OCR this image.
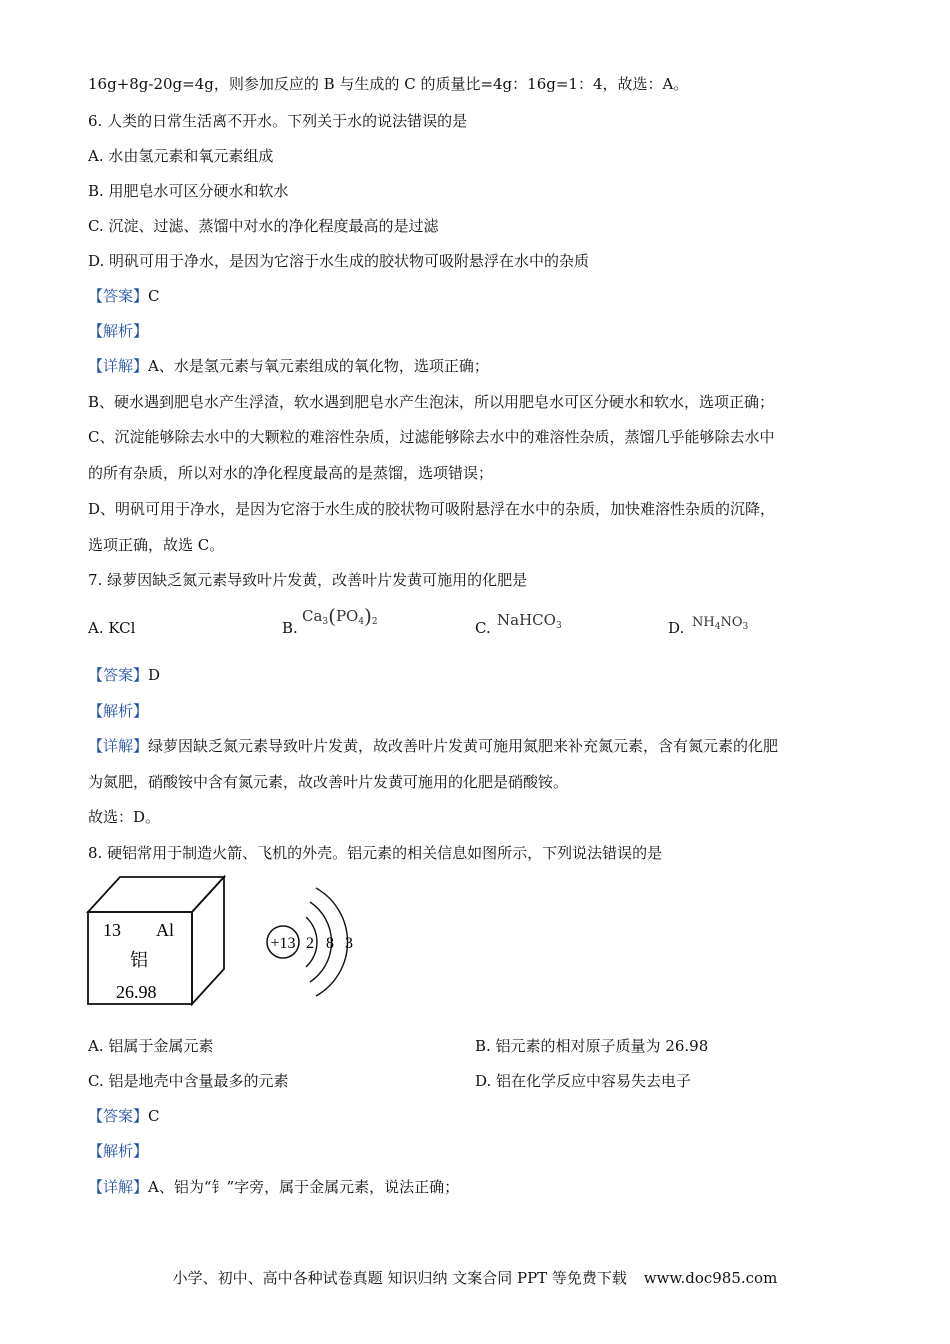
16g+8g-20g=4g，则参加反应的 B 与生成的 C 的质量比=4g：16g=1：4，故选：A。
6. 人类的日常生活离不开水。下列关于水的说法错误的是
A. 水由氢元素和氧元素组成
B. 用肥皂水可区分硬水和软水
C. 沉淀、过滤、蒸馏中对水的净化程度最高的是过滤
D. 明矾可用于净水，是因为它溶于水生成的胶状物可吸附悬浮在水中的杂质
【答案】C
【解析】
【详解】A、水是氢元素与氧元素组成的氧化物，选项正确；
B、硬水遇到肥皂水产生浮渣，软水遇到肥皂水产生泡沫，所以用肥皂水可区分硬水和软水，选项正确；
C、沉淀能够除去水中的大颗粒的难溶性杂质，过滤能够除去水中的难溶性杂质，蒸馏几乎能够除去水中
的所有杂质，所以对水的净化程度最高的是蒸馏，选项错误；
D、明矾可用于净水，是因为它溶于水生成的胶状物可吸附悬浮在水中的杂质，加快难溶性杂质的沉降，
选项正确，故选 C。
7. 绿萝因缺乏氮元素导致叶片发黄，改善叶片发黄可施用的化肥是
A. KCl	B.
$Ca_3(PO_4)_2$	C. NaHCO$_3$	D. $NH_4NO_3$
【答案】D
【解析】
【详解】绿萝因缺乏氮元素导致叶片发黄，故改善叶片发黄可施用氮肥来补充氮元素，含有氮元素的化肥
为氮肥，硝酸铵中含有氮元素，故改善叶片发黄可施用的化肥是硝酸铵。
故选：D。
8. 硬铝常用于制造火箭、飞机的外壳。铝元素的相关信息如图所示，下列说法错误的是
13 Al
铝
26.98
+13 2 8 3
A. 铝属于金属元素	B. 铝元素的相对原子质量为 26.98
C. 铝是地壳中含量最多的元素	D. 铝在化学反应中容易失去电子
【答案】C
【解析】
【详解】A、铝为“钅”字旁，属于金属元素，说法正确；
小学、初中、高中各种试卷真题 知识归纳 文案合同 PPT 等免费下载 www.doc985.com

____________

Work to be completed: All entries are to be retyped exactly. Omit any embedded images.

Correct output:
OCR this image.
16g+8g-20g=4g，则参加反应的 B 与生成的 C 的质量比=4g：16g=1：4，故选：A。
6. 人类的日常生活离不开水。下列关于水的说法错误的是
A. 水由氢元素和氧元素组成
B. 用肥皂水可区分硬水和软水
C. 沉淀、过滤、蒸馏中对水的净化程度最高的是过滤
D. 明矾可用于净水，是因为它溶于水生成的胶状物可吸附悬浮在水中的杂质
【答案】C
【解析】
【详解】A、水是氢元素与氧元素组成的氧化物，选项正确；
B、硬水遇到肥皂水产生浮渣，软水遇到肥皂水产生泡沫，所以用肥皂水可区分硬水和软水，选项正确；
C、沉淀能够除去水中的大颗粒的难溶性杂质，过滤能够除去水中的难溶性杂质，蒸馏几乎能够除去水中
的所有杂质，所以对水的净化程度最高的是蒸馏，选项错误；
D、明矾可用于净水，是因为它溶于水生成的胶状物可吸附悬浮在水中的杂质，加快难溶性杂质的沉降，
选项正确，故选 C。
7. 绿萝因缺乏氮元素导致叶片发黄，改善叶片发黄可施用的化肥是
A. KCl	B.
$Ca_3(PO_4)_2$	C. NaHCO$_3$	D. $NH_4NO_3$
【答案】D
【解析】
【详解】绿萝因缺乏氮元素导致叶片发黄，故改善叶片发黄可施用氮肥来补充氮元素，含有氮元素的化肥
为氮肥，硝酸铵中含有氮元素，故改善叶片发黄可施用的化肥是硝酸铵。
故选：D。
8. 硬铝常用于制造火箭、飞机的外壳。铝元素的相关信息如图所示，下列说法错误的是
13 Al
铝
26.98
+13 2 8 3
A. 铝属于金属元素	B. 铝元素的相对原子质量为 26.98
C. 铝是地壳中含量最多的元素	D. 铝在化学反应中容易失去电子
【答案】C
【解析】
【详解】A、铝为“钅”字旁，属于金属元素，说法正确；
小学、初中、高中各种试卷真题 知识归纳 文案合同 PPT 等免费下载 www.doc985.com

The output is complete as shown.